**What to do**
1 – List every stage of Alzheimer's disease that the lecanemab passage names.
2 – Pick up the lecanemab passage after its last sentence and write the paragraph that comes next.

**Passage for review**
<<<<
How Treatment Is Given
Lecanemab (sold as Leqembi) is dosed at 10 mg per kilogram of body weight, delivered as an intravenous infusion over about one hour, once every two weeks. That biweekly schedule continues for 18 months. After that initial period, patients can either continue at the same pace or transition to a maintenance schedule: IV infusions once every four weeks, or weekly self-administered injections at home using an autoinjector device.
Before starting treatment, you need a confirmed diagnosis of amyloid buildup in the brain. This is typically established through either an amyloid PET scan or a cerebrospinal fluid test showing biomarkers consistent with Alzheimer’s. A baseline brain MRI is also required, and additional MRIs are scheduled at several points during treatment to monitor for side effects.
Who Is Eligible
The FDA approved lecanemab for people with Alzheimer’s disease, specifically those in the mild cognitive impairment or mild dementia stage. It is not indicated for moderate or advanced Alzheimer’s, because the clinical trials only enrolled people in those earlier phases. The logic is straightforward: clearing amyloid is most likely to help when cognitive decline is still in its early stages and there’s more brain function left to preserve.
Genetic testing for a gene variant called ApoE ε4 is recommended before starting treatment. This gene variant, carried by a large portion of Alzheimer’s patients, significantly affects the risk of a key side effect. Doctors are expected to discuss what the test results mean for your individual risk profile before you begin infusions.
>>>>
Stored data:
<<<<
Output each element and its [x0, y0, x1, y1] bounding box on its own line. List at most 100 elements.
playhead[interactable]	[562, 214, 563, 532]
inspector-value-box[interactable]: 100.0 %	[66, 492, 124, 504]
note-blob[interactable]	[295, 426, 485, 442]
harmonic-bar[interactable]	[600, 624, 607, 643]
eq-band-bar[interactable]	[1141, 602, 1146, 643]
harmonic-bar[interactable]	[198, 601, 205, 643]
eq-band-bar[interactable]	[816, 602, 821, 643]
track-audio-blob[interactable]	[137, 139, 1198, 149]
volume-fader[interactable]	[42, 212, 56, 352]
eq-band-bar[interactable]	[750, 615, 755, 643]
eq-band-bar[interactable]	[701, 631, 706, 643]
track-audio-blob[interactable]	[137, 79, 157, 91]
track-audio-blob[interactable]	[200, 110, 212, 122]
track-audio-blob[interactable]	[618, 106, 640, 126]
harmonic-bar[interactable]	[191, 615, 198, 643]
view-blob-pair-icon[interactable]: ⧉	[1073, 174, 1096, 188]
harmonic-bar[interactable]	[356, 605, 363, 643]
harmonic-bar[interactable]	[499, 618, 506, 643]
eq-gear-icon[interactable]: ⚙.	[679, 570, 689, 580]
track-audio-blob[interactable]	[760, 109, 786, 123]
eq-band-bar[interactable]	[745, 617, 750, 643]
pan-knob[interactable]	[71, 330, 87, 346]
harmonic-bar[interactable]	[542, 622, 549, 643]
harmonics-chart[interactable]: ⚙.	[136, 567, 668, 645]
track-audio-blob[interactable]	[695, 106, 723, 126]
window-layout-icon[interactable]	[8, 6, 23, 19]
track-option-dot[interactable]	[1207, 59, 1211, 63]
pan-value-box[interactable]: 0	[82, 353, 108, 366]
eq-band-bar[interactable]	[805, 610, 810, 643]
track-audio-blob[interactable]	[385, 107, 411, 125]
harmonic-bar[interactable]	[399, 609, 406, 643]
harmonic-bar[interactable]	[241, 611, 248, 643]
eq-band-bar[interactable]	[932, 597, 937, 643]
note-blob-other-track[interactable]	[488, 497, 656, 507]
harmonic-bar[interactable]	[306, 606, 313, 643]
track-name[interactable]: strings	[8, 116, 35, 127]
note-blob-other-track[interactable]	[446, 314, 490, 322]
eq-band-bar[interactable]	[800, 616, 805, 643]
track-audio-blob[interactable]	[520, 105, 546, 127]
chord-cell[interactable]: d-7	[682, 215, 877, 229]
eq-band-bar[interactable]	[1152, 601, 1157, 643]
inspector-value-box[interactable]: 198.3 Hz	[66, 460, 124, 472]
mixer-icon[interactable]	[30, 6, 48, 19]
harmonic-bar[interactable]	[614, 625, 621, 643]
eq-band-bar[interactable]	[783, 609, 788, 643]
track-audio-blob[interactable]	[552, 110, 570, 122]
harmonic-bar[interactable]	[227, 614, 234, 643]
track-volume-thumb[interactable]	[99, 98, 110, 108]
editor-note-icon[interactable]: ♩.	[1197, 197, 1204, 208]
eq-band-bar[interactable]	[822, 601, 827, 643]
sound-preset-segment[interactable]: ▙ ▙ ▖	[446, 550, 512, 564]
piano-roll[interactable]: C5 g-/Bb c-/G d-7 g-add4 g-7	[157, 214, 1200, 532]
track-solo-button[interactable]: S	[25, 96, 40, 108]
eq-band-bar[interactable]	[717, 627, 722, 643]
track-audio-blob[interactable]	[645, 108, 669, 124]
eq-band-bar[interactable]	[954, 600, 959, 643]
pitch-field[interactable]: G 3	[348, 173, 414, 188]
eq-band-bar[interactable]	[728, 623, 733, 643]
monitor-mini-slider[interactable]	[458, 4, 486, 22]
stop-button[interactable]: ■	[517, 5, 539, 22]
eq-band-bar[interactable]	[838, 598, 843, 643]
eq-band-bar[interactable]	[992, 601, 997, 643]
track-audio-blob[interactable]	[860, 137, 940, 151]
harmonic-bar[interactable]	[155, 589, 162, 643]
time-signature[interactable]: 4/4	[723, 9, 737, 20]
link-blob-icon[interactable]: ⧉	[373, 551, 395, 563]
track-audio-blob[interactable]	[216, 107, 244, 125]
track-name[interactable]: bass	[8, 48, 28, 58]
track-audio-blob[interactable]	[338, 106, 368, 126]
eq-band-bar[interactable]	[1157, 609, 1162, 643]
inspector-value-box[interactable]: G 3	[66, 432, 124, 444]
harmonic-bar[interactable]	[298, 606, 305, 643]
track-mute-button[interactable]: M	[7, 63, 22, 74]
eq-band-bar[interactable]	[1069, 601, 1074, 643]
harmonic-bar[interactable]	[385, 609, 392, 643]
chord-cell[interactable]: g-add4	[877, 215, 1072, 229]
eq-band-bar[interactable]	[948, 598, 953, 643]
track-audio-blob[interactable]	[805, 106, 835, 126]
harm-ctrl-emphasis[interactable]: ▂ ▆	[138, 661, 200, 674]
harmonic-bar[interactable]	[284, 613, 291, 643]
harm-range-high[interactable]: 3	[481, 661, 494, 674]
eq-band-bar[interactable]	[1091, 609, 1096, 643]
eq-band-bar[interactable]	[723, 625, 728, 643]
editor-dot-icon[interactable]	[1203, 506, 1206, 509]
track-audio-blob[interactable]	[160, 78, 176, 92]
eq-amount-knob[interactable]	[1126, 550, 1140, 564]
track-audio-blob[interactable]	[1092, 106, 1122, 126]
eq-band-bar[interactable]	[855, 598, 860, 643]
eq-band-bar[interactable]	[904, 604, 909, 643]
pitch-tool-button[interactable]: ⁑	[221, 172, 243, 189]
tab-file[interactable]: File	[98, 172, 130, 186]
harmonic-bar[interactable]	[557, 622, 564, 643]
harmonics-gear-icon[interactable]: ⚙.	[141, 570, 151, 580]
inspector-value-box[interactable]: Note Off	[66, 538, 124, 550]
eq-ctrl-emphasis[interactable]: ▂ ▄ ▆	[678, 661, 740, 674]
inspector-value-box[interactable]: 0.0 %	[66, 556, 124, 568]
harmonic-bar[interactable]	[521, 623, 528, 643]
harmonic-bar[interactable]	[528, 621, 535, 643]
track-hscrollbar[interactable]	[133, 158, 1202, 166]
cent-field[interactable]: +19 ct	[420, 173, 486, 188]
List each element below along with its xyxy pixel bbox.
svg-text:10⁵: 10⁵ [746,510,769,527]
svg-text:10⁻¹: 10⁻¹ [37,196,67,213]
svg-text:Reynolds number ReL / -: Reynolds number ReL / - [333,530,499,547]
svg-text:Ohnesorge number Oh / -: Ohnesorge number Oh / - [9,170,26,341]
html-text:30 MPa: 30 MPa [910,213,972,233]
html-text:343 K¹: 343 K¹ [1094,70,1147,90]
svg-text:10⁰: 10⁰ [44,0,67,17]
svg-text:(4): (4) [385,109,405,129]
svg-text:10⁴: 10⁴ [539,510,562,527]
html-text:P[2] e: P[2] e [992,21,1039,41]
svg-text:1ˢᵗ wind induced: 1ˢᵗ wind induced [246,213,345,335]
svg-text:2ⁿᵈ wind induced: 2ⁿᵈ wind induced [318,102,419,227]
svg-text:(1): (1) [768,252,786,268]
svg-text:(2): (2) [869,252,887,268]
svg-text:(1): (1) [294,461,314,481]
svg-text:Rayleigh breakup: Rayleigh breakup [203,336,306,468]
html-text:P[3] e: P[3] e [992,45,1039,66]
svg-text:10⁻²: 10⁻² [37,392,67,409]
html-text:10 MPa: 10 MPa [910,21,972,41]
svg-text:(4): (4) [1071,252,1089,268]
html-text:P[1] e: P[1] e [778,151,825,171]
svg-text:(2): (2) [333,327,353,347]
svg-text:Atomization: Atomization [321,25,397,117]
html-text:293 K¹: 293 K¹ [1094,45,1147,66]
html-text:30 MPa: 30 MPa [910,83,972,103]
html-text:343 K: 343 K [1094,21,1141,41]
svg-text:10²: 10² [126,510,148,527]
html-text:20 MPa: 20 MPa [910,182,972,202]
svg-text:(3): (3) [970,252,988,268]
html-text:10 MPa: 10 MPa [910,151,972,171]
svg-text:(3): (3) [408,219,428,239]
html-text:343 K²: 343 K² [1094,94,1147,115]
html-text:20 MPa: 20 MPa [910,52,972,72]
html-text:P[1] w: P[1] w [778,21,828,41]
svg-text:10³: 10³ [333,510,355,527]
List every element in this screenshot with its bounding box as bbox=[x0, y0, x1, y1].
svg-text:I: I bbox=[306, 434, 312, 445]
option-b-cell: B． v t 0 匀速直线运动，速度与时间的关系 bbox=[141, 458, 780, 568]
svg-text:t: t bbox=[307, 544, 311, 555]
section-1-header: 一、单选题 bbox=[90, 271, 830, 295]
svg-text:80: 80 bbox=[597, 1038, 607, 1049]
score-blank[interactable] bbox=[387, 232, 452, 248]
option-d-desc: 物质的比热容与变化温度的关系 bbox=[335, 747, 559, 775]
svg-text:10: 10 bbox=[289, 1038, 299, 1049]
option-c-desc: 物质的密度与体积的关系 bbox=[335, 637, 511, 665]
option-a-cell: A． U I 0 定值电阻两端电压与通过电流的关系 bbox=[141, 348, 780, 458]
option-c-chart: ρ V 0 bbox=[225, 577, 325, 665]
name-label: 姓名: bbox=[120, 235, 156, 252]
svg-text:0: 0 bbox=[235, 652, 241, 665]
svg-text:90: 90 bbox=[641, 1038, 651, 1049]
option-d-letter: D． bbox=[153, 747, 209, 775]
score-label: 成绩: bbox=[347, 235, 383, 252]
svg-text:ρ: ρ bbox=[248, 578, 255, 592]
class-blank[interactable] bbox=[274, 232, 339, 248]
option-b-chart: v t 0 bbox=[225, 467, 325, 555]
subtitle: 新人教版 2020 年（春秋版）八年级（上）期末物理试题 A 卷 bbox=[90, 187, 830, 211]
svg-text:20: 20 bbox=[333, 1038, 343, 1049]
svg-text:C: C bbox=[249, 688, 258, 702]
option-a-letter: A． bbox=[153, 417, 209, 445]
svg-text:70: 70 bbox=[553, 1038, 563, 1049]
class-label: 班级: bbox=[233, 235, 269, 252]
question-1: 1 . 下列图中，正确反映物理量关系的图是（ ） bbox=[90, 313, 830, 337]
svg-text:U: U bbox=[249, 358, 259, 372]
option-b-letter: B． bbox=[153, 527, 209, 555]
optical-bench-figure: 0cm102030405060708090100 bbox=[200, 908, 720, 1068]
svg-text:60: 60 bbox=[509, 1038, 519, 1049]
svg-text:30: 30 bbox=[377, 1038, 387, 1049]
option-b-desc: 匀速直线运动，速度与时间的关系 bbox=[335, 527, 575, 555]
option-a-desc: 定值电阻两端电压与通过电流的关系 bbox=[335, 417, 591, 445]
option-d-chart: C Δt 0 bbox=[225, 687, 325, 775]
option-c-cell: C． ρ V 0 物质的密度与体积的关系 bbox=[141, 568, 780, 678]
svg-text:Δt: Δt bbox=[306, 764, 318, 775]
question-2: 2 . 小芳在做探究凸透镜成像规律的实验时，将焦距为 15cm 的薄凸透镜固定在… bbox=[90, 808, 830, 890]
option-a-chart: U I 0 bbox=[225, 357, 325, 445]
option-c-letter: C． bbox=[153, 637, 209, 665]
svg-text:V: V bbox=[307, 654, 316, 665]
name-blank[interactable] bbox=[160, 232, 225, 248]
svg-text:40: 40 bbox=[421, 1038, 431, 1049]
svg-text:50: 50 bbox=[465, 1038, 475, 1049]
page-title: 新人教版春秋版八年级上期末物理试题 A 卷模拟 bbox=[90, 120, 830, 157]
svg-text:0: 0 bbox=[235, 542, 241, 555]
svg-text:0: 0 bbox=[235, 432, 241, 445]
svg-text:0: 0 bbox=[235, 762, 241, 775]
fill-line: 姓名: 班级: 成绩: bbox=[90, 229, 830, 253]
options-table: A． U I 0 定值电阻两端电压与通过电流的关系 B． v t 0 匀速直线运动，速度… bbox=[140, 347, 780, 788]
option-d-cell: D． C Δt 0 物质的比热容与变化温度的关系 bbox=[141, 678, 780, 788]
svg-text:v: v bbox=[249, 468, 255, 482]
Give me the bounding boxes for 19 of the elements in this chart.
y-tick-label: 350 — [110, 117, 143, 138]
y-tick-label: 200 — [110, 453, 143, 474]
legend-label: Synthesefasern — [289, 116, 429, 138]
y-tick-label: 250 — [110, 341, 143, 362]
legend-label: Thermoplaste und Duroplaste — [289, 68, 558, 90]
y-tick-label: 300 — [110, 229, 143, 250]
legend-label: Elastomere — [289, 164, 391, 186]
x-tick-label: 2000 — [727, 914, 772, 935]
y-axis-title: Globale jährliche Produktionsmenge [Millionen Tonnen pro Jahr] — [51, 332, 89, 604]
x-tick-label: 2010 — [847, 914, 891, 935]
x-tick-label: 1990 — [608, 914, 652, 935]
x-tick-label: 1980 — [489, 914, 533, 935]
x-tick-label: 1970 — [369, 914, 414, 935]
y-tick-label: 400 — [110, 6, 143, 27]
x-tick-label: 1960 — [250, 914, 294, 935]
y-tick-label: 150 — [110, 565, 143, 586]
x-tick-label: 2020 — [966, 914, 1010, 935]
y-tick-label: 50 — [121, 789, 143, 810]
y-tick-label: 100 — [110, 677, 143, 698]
>>>>
**Your responses**
1 – Mild cognitive impairment, mild dementia, moderate, advanced

2 –
Brain Swelling and Bleeding Risk
The most important safety concern with lecanemab is a set of brain changes called ARIA, short for amyloid-related imaging abnormalities. These come in two forms: brain swelling (ARIA-E) and tiny brain bleeds or iron deposits (ARIA-H). Most cases show up on MRI scans without causing noticeable symptoms, which is why regular imaging is built into the treatment schedule.
In pooled clinical trial data, about 12.6% of patients on lecanemab developed brain swelling visible on MRI, and 16.9% showed signs of microbleeds. Only about 2.8% experienced symptoms from the swelling, which can include headache, confusion, dizziness, or visual changes. About 8.2% of patients had both types of ARIA at the same time.
Your ApoE ε4 status is the strongest predictor of whether you’ll develop ARIA. Compared to people who don’t carry the variant, those with one copy of ApoE ε4 have roughly 1.5 times the risk of ARIA, while those with two copies face about 3.5 times the risk. This gene-dose effect is why genetic testing before treatment has become standard practice. The overall pooled ARIA incidence across lecanemab trials was about 19%, with the rate climbing significantly for homozygous carriers.
What the Drug Actually Achieves
Lecanemab does not stop or reverse Alzheimer’s disease. What it does is slow the rate of cognitive and functional decline. In the pivotal Clarity AD trial, patients on lecanemab declined about 27% more slowly than those on placebo over 18 months, as measured on a scale tracking memory, judgment, and daily activities. That translates to a modest but real difference in how quickly someone loses the ability to manage finances, follow conversations, or handle routine tasks.
The drug also substantially reduces amyloid plaque levels in the brain. Most patients treated for 18 months shift from amyloid-positive to amyloid-negative on PET scans. Whether this plaque clearance continues to provide benefit beyond 18 months, and whether the maintenance dosing preserves those gains, are questions that longer-term follow-up data will eventually answer.
For patients and families weighing the decision, the calculus involves balancing a measurable but modest slowing of decline against the inconvenience of biweekly infusions, the cost of treatment, regular MRI monitoring, and a meaningful risk of brain swelling or microbleeds, particularly for those carrying ApoE ε4 variants.